BEGIN
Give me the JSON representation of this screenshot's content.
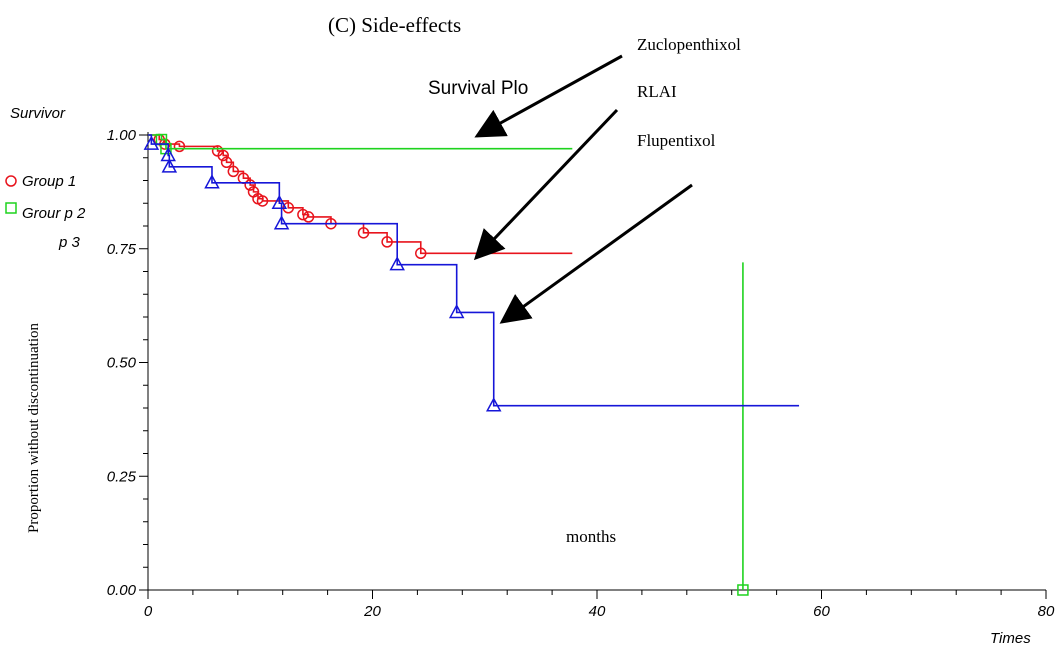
{
  "chart_data": {
    "type": "line",
    "panel_title": "(C) Side-effects",
    "plot_title": "Survival Plo",
    "ylabel_top": "Survivor",
    "ylabel": "Proportion without discontinuation",
    "xlabel": "Times",
    "inner_xlabel": "months",
    "xlim": [
      0,
      80
    ],
    "ylim": [
      0,
      1
    ],
    "x_ticks": [
      "0",
      "20",
      "40",
      "60",
      "80"
    ],
    "y_ticks": [
      "0.00",
      "0.25",
      "0.50",
      "0.75",
      "1.00"
    ],
    "legend": [
      "Group 1",
      "Grour p 2",
      "p 3"
    ],
    "annotations": [
      "Zuclopenthixol",
      "RLAI",
      "Flupentixol"
    ],
    "series": [
      {
        "color": "#e8141d",
        "marker": "circle",
        "steps": [
          [
            0,
            1.0
          ],
          [
            1.0,
            0.99
          ],
          [
            1.5,
            0.98
          ],
          [
            2.8,
            0.975
          ],
          [
            6.2,
            0.965
          ],
          [
            6.7,
            0.955
          ],
          [
            7.0,
            0.94
          ],
          [
            7.6,
            0.92
          ],
          [
            8.5,
            0.905
          ],
          [
            9.1,
            0.89
          ],
          [
            9.4,
            0.875
          ],
          [
            9.8,
            0.86
          ],
          [
            10.2,
            0.855
          ],
          [
            12.5,
            0.84
          ],
          [
            13.8,
            0.825
          ],
          [
            14.3,
            0.82
          ],
          [
            16.3,
            0.805
          ],
          [
            19.2,
            0.785
          ],
          [
            21.3,
            0.765
          ],
          [
            24.3,
            0.74
          ],
          [
            37.8,
            0.74
          ]
        ],
        "markers": [
          [
            1.0,
            0.99
          ],
          [
            1.5,
            0.98
          ],
          [
            2.8,
            0.975
          ],
          [
            6.2,
            0.965
          ],
          [
            6.7,
            0.955
          ],
          [
            7.0,
            0.94
          ],
          [
            7.6,
            0.92
          ],
          [
            8.5,
            0.905
          ],
          [
            9.1,
            0.89
          ],
          [
            9.4,
            0.875
          ],
          [
            9.8,
            0.86
          ],
          [
            10.2,
            0.855
          ],
          [
            12.5,
            0.84
          ],
          [
            13.8,
            0.825
          ],
          [
            14.3,
            0.82
          ],
          [
            16.3,
            0.805
          ],
          [
            19.2,
            0.785
          ],
          [
            21.3,
            0.765
          ],
          [
            24.3,
            0.74
          ]
        ]
      },
      {
        "color": "#1ed31e",
        "marker": "square",
        "steps": [
          [
            0,
            1.0
          ],
          [
            1.2,
            0.99
          ],
          [
            1.6,
            0.97
          ],
          [
            37.8,
            0.97
          ]
        ],
        "markers": [
          [
            1.2,
            0.99
          ],
          [
            1.6,
            0.97
          ],
          [
            53.0,
            0.0
          ]
        ],
        "vertical_line": {
          "x": 53.0,
          "y_from": 0.0,
          "y_to": 0.72
        }
      },
      {
        "color": "#1616d8",
        "marker": "triangle",
        "steps": [
          [
            0,
            1.0
          ],
          [
            0.3,
            0.98
          ],
          [
            1.8,
            0.955
          ],
          [
            1.9,
            0.93
          ],
          [
            5.7,
            0.895
          ],
          [
            11.7,
            0.85
          ],
          [
            11.9,
            0.805
          ],
          [
            22.2,
            0.715
          ],
          [
            27.5,
            0.61
          ],
          [
            30.8,
            0.405
          ],
          [
            58.0,
            0.405
          ]
        ],
        "markers": [
          [
            0.3,
            0.98
          ],
          [
            1.8,
            0.955
          ],
          [
            1.9,
            0.93
          ],
          [
            5.7,
            0.895
          ],
          [
            11.7,
            0.85
          ],
          [
            11.9,
            0.805
          ],
          [
            22.2,
            0.715
          ],
          [
            27.5,
            0.61
          ],
          [
            30.8,
            0.405
          ]
        ]
      }
    ]
  }
}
END
*Given request*: Your task is to repeat the material above exactly, without its pictures.

*Exercise result*:
Give me the JSON representation of this screenshot's content.
{
  "chart_data": {
    "type": "line",
    "panel_title": "(C) Side-effects",
    "plot_title": "Survival Plo",
    "ylabel_top": "Survivor",
    "ylabel": "Proportion without discontinuation",
    "xlabel": "Times",
    "inner_xlabel": "months",
    "xlim": [
      0,
      80
    ],
    "ylim": [
      0,
      1
    ],
    "x_ticks": [
      "0",
      "20",
      "40",
      "60",
      "80"
    ],
    "y_ticks": [
      "0.00",
      "0.25",
      "0.50",
      "0.75",
      "1.00"
    ],
    "legend": [
      "Group 1",
      "Grour p 2",
      "p 3"
    ],
    "annotations": [
      "Zuclopenthixol",
      "RLAI",
      "Flupentixol"
    ],
    "series": [
      {
        "color": "#e8141d",
        "marker": "circle",
        "steps": [
          [
            0,
            1.0
          ],
          [
            1.0,
            0.99
          ],
          [
            1.5,
            0.98
          ],
          [
            2.8,
            0.975
          ],
          [
            6.2,
            0.965
          ],
          [
            6.7,
            0.955
          ],
          [
            7.0,
            0.94
          ],
          [
            7.6,
            0.92
          ],
          [
            8.5,
            0.905
          ],
          [
            9.1,
            0.89
          ],
          [
            9.4,
            0.875
          ],
          [
            9.8,
            0.86
          ],
          [
            10.2,
            0.855
          ],
          [
            12.5,
            0.84
          ],
          [
            13.8,
            0.825
          ],
          [
            14.3,
            0.82
          ],
          [
            16.3,
            0.805
          ],
          [
            19.2,
            0.785
          ],
          [
            21.3,
            0.765
          ],
          [
            24.3,
            0.74
          ],
          [
            37.8,
            0.74
          ]
        ],
        "markers": [
          [
            1.0,
            0.99
          ],
          [
            1.5,
            0.98
          ],
          [
            2.8,
            0.975
          ],
          [
            6.2,
            0.965
          ],
          [
            6.7,
            0.955
          ],
          [
            7.0,
            0.94
          ],
          [
            7.6,
            0.92
          ],
          [
            8.5,
            0.905
          ],
          [
            9.1,
            0.89
          ],
          [
            9.4,
            0.875
          ],
          [
            9.8,
            0.86
          ],
          [
            10.2,
            0.855
          ],
          [
            12.5,
            0.84
          ],
          [
            13.8,
            0.825
          ],
          [
            14.3,
            0.82
          ],
          [
            16.3,
            0.805
          ],
          [
            19.2,
            0.785
          ],
          [
            21.3,
            0.765
          ],
          [
            24.3,
            0.74
          ]
        ]
      },
      {
        "color": "#1ed31e",
        "marker": "square",
        "steps": [
          [
            0,
            1.0
          ],
          [
            1.2,
            0.99
          ],
          [
            1.6,
            0.97
          ],
          [
            37.8,
            0.97
          ]
        ],
        "markers": [
          [
            1.2,
            0.99
          ],
          [
            1.6,
            0.97
          ],
          [
            53.0,
            0.0
          ]
        ],
        "vertical_line": {
          "x": 53.0,
          "y_from": 0.0,
          "y_to": 0.72
        }
      },
      {
        "color": "#1616d8",
        "marker": "triangle",
        "steps": [
          [
            0,
            1.0
          ],
          [
            0.3,
            0.98
          ],
          [
            1.8,
            0.955
          ],
          [
            1.9,
            0.93
          ],
          [
            5.7,
            0.895
          ],
          [
            11.7,
            0.85
          ],
          [
            11.9,
            0.805
          ],
          [
            22.2,
            0.715
          ],
          [
            27.5,
            0.61
          ],
          [
            30.8,
            0.405
          ],
          [
            58.0,
            0.405
          ]
        ],
        "markers": [
          [
            0.3,
            0.98
          ],
          [
            1.8,
            0.955
          ],
          [
            1.9,
            0.93
          ],
          [
            5.7,
            0.895
          ],
          [
            11.7,
            0.85
          ],
          [
            11.9,
            0.805
          ],
          [
            22.2,
            0.715
          ],
          [
            27.5,
            0.61
          ],
          [
            30.8,
            0.405
          ]
        ]
      }
    ]
  }
}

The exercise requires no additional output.